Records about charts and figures

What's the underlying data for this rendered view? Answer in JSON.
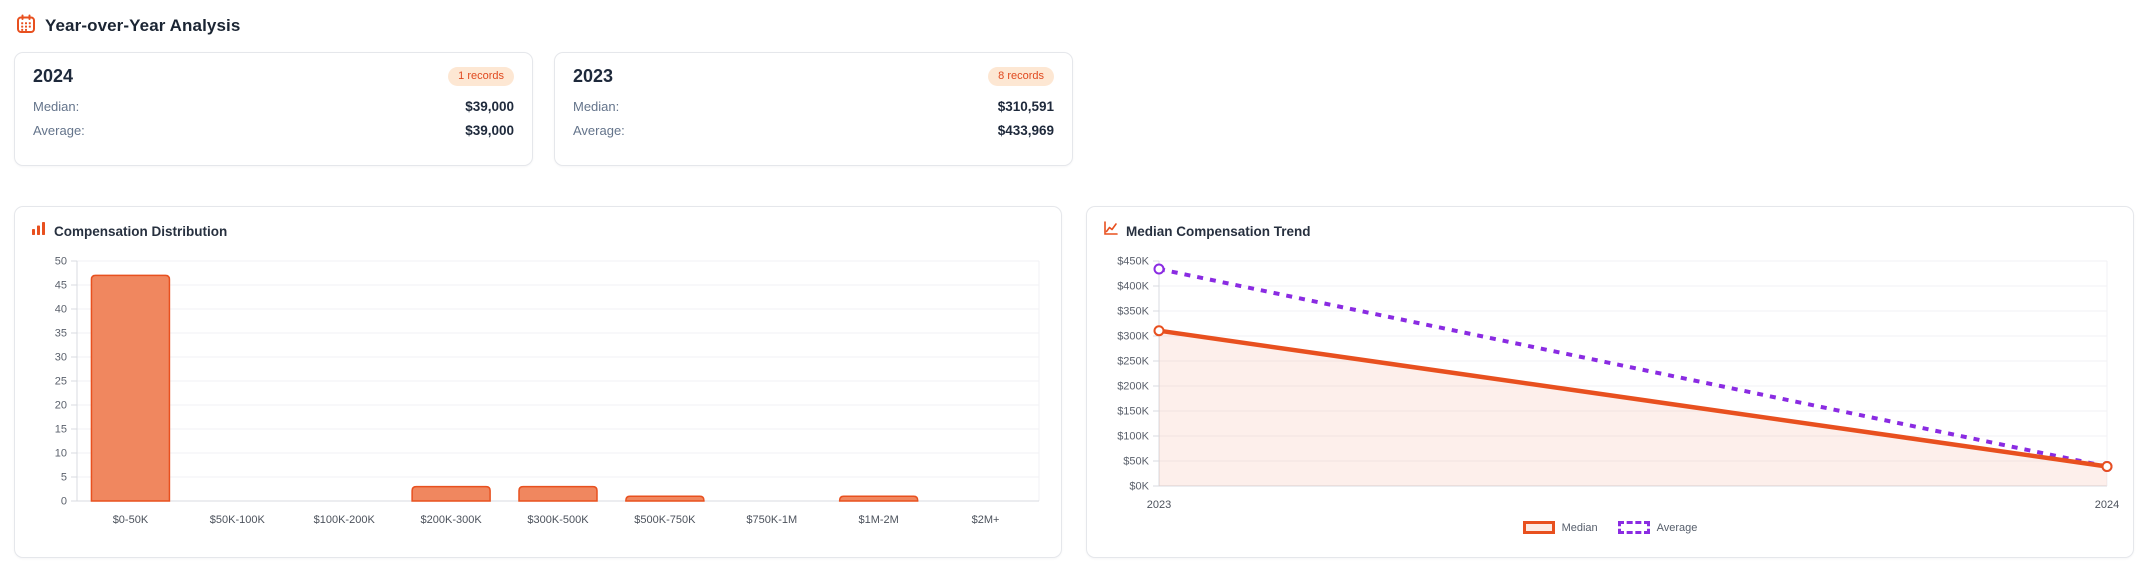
{
  "header": {
    "title": "Year-over-Year Analysis",
    "icon": "calendar-icon"
  },
  "year_cards": [
    {
      "year": "2024",
      "records_badge": "1 records",
      "median_label": "Median:",
      "median_value": "$39,000",
      "average_label": "Average:",
      "average_value": "$39,000"
    },
    {
      "year": "2023",
      "records_badge": "8 records",
      "median_label": "Median:",
      "median_value": "$310,591",
      "average_label": "Average:",
      "average_value": "$433,969"
    }
  ],
  "colors": {
    "accent": "#e8501f",
    "bar_fill": "#f0875f",
    "area_fill": "rgba(232,80,31,0.09)",
    "purple": "#8a2be2",
    "badge_bg": "#fde7d3",
    "card_border": "#e5e7eb",
    "grid": "#f2f2f4",
    "axis": "#d8dbe0",
    "tick_text": "#5b616c",
    "category_text": "#4c525c"
  },
  "chart_data": [
    {
      "type": "bar",
      "title": "Compensation Distribution",
      "icon": "bar-chart-icon",
      "categories": [
        "$0-50K",
        "$50K-100K",
        "$100K-200K",
        "$200K-300K",
        "$300K-500K",
        "$500K-750K",
        "$750K-1M",
        "$1M-2M",
        "$2M+"
      ],
      "values": [
        47,
        0,
        0,
        3,
        3,
        1,
        0,
        1,
        0
      ],
      "xlabel": "",
      "ylabel": "",
      "ylim": [
        0,
        50
      ],
      "yticks": [
        0,
        5,
        10,
        15,
        20,
        25,
        30,
        35,
        40,
        45,
        50
      ],
      "grid": true,
      "legend_position": "none"
    },
    {
      "type": "line",
      "title": "Median Compensation Trend",
      "icon": "line-chart-icon",
      "x": [
        "2023",
        "2024"
      ],
      "series": [
        {
          "name": "Median",
          "values": [
            310591,
            39000
          ],
          "style": "solid",
          "color": "#e8501f",
          "area": true
        },
        {
          "name": "Average",
          "values": [
            433969,
            39000
          ],
          "style": "dashed",
          "color": "#8a2be2",
          "area": false
        }
      ],
      "xlabel": "",
      "ylabel": "",
      "ylim": [
        0,
        450000
      ],
      "ytick_values": [
        0,
        50000,
        100000,
        150000,
        200000,
        250000,
        300000,
        350000,
        400000,
        450000
      ],
      "ytick_labels": [
        "$0K",
        "$50K",
        "$100K",
        "$150K",
        "$200K",
        "$250K",
        "$300K",
        "$350K",
        "$400K",
        "$450K"
      ],
      "grid": true,
      "legend_position": "bottom"
    }
  ]
}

Set task: Repeat the data exactly, without the pictures.

Result:
What's the underlying data for this rendered view? Answer in JSON.
{
  "header": {
    "title": "Year-over-Year Analysis",
    "icon": "calendar-icon"
  },
  "year_cards": [
    {
      "year": "2024",
      "records_badge": "1 records",
      "median_label": "Median:",
      "median_value": "$39,000",
      "average_label": "Average:",
      "average_value": "$39,000"
    },
    {
      "year": "2023",
      "records_badge": "8 records",
      "median_label": "Median:",
      "median_value": "$310,591",
      "average_label": "Average:",
      "average_value": "$433,969"
    }
  ],
  "colors": {
    "accent": "#e8501f",
    "bar_fill": "#f0875f",
    "area_fill": "rgba(232,80,31,0.09)",
    "purple": "#8a2be2",
    "badge_bg": "#fde7d3",
    "card_border": "#e5e7eb",
    "grid": "#f2f2f4",
    "axis": "#d8dbe0",
    "tick_text": "#5b616c",
    "category_text": "#4c525c"
  },
  "chart_data": [
    {
      "type": "bar",
      "title": "Compensation Distribution",
      "icon": "bar-chart-icon",
      "categories": [
        "$0-50K",
        "$50K-100K",
        "$100K-200K",
        "$200K-300K",
        "$300K-500K",
        "$500K-750K",
        "$750K-1M",
        "$1M-2M",
        "$2M+"
      ],
      "values": [
        47,
        0,
        0,
        3,
        3,
        1,
        0,
        1,
        0
      ],
      "xlabel": "",
      "ylabel": "",
      "ylim": [
        0,
        50
      ],
      "yticks": [
        0,
        5,
        10,
        15,
        20,
        25,
        30,
        35,
        40,
        45,
        50
      ],
      "grid": true,
      "legend_position": "none"
    },
    {
      "type": "line",
      "title": "Median Compensation Trend",
      "icon": "line-chart-icon",
      "x": [
        "2023",
        "2024"
      ],
      "series": [
        {
          "name": "Median",
          "values": [
            310591,
            39000
          ],
          "style": "solid",
          "color": "#e8501f",
          "area": true
        },
        {
          "name": "Average",
          "values": [
            433969,
            39000
          ],
          "style": "dashed",
          "color": "#8a2be2",
          "area": false
        }
      ],
      "xlabel": "",
      "ylabel": "",
      "ylim": [
        0,
        450000
      ],
      "ytick_values": [
        0,
        50000,
        100000,
        150000,
        200000,
        250000,
        300000,
        350000,
        400000,
        450000
      ],
      "ytick_labels": [
        "$0K",
        "$50K",
        "$100K",
        "$150K",
        "$200K",
        "$250K",
        "$300K",
        "$350K",
        "$400K",
        "$450K"
      ],
      "grid": true,
      "legend_position": "bottom"
    }
  ]
}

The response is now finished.